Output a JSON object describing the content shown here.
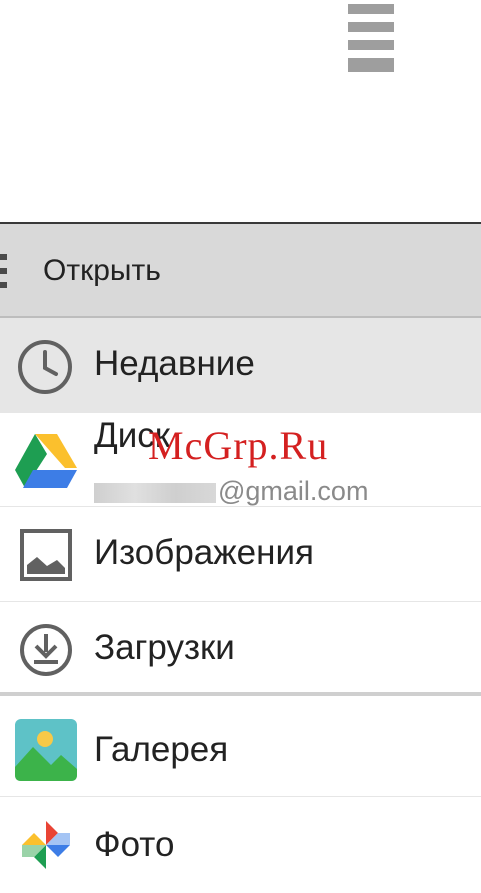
{
  "header": {
    "title": "Открыть"
  },
  "roots": [
    {
      "label": "Недавние",
      "icon": "clock-icon",
      "selected": true
    },
    {
      "label": "Диск",
      "account_suffix": "@gmail.com",
      "icon": "google-drive-icon"
    },
    {
      "label": "Изображения",
      "icon": "image-icon"
    },
    {
      "label": "Загрузки",
      "icon": "download-icon"
    }
  ],
  "apps": [
    {
      "label": "Галерея",
      "icon": "gallery-icon"
    },
    {
      "label": "Фото",
      "icon": "google-photos-icon"
    }
  ],
  "watermark": "McGrp.Ru",
  "colors": {
    "header_bg": "#d9d9d9",
    "selected_bg": "#e6e6e6",
    "watermark": "#d42020"
  }
}
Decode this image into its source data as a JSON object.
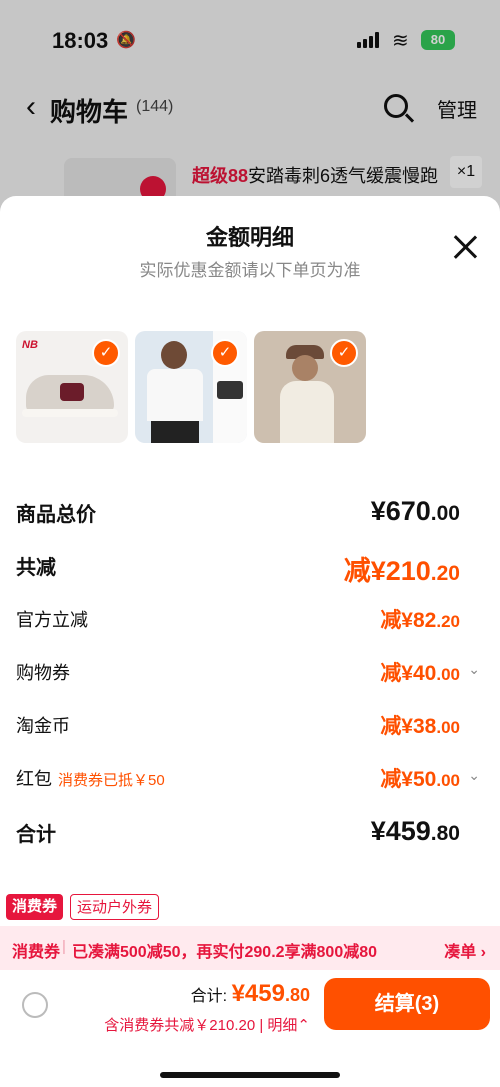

◆ ◆ ◆ ◆ ◆

[Problem] Give back every line exactly as it stands, pictures excluded.

[The completed task]
Output a JSON object describing the content shown here.
{
  "header": {
    "title": "Открыть"
  },
  "roots": [
    {
      "label": "Недавние",
      "icon": "clock-icon",
      "selected": true
    },
    {
      "label": "Диск",
      "account_suffix": "@gmail.com",
      "icon": "google-drive-icon"
    },
    {
      "label": "Изображения",
      "icon": "image-icon"
    },
    {
      "label": "Загрузки",
      "icon": "download-icon"
    }
  ],
  "apps": [
    {
      "label": "Галерея",
      "icon": "gallery-icon"
    },
    {
      "label": "Фото",
      "icon": "google-photos-icon"
    }
  ],
  "watermark": "McGrp.Ru",
  "colors": {
    "header_bg": "#d9d9d9",
    "selected_bg": "#e6e6e6",
    "watermark": "#d42020"
  }
}
Decode this image into its source data as a JSON object.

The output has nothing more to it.